[Work to complete]
Exactly reproduce the entries, dropping any pictures from your copy.

[Given data]
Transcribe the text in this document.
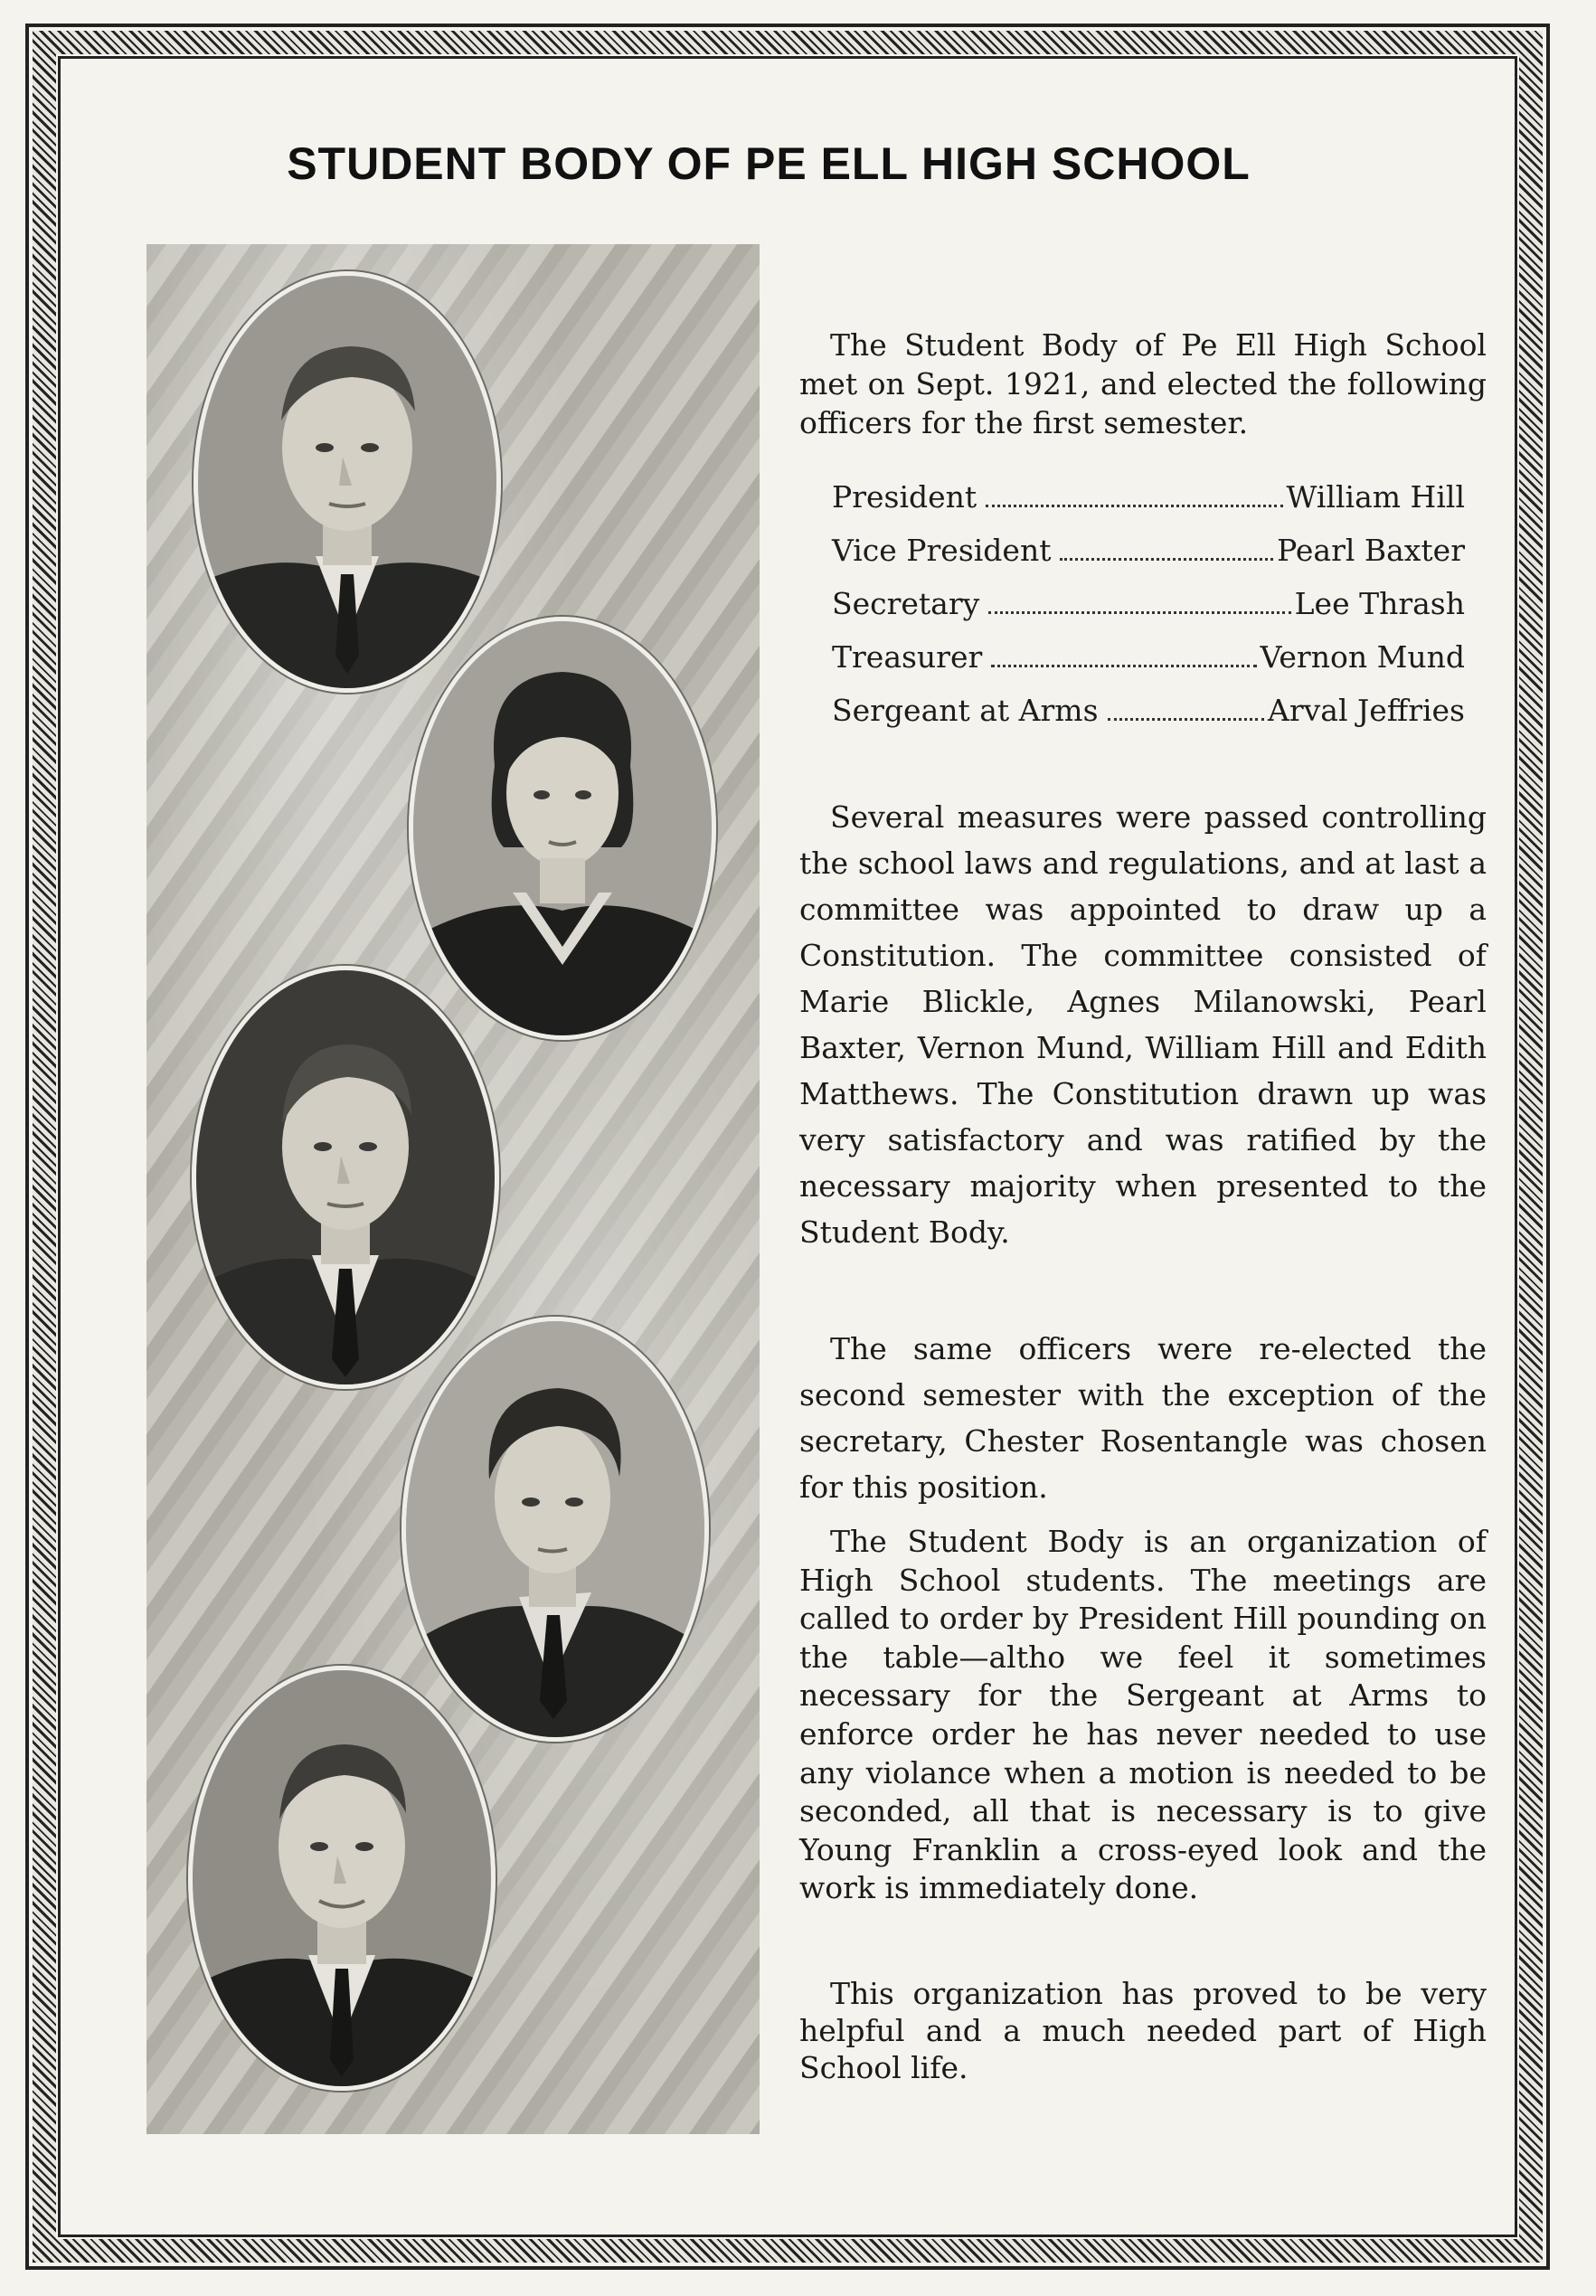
STUDENT BODY OF PE ELL HIGH SCHOOL

The Student Body of Pe Ell High School met on Sept. 1921, and elected the following officers for the first semester.

President	William Hill
Vice President	Pearl Baxter
Secretary	Lee Thrash
Treasurer	Vernon Mund
Sergeant at Arms	Arval Jeffries

Several measures were passed controlling the school laws and regulations, and at last a committee was appointed to draw up a Constitution. The committee consisted of Marie Blickle, Agnes Milanowski, Pearl Baxter, Vernon Mund, William Hill and Edith Matthews. The Constitution drawn up was very satisfactory and was ratified by the necessary majority when presented to the Student Body.

The same officers were re-elected the second semester with the exception of the secretary, Chester Rosentangle was chosen for this position.

The Student Body is an organization of High School students. The meetings are called to order by President Hill pounding on the table—altho we feel it sometimes necessary for the Sergeant at Arms to enforce order he has never needed to use any violance when a motion is needed to be seconded, all that is necessary is to give Young Franklin a cross-eyed look and the work is immediately done.

This organization has proved to be very helpful and a much needed part of High School life.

[Final answer]
Transcribe the text in this document.
STUDENT BODY OF PE ELL HIGH SCHOOL

The Student Body of Pe Ell High School met on Sept. 1921, and elected the following officers for the first semester.

President	William Hill
Vice President	Pearl Baxter
Secretary	Lee Thrash
Treasurer	Vernon Mund
Sergeant at Arms	Arval Jeffries

Several measures were passed controlling the school laws and regulations, and at last a committee was appointed to draw up a Constitution. The committee consisted of Marie Blickle, Agnes Milanowski, Pearl Baxter, Vernon Mund, William Hill and Edith Matthews. The Constitution drawn up was very satisfactory and was ratified by the necessary majority when presented to the Student Body.

The same officers were re-elected the second semester with the exception of the secretary, Chester Rosentangle was chosen for this position.

The Student Body is an organization of High School students. The meetings are called to order by President Hill pounding on the table—altho we feel it sometimes necessary for the Sergeant at Arms to enforce order he has never needed to use any violance when a motion is needed to be seconded, all that is necessary is to give Young Franklin a cross-eyed look and the work is immediately done.

This organization has proved to be very helpful and a much needed part of High School life.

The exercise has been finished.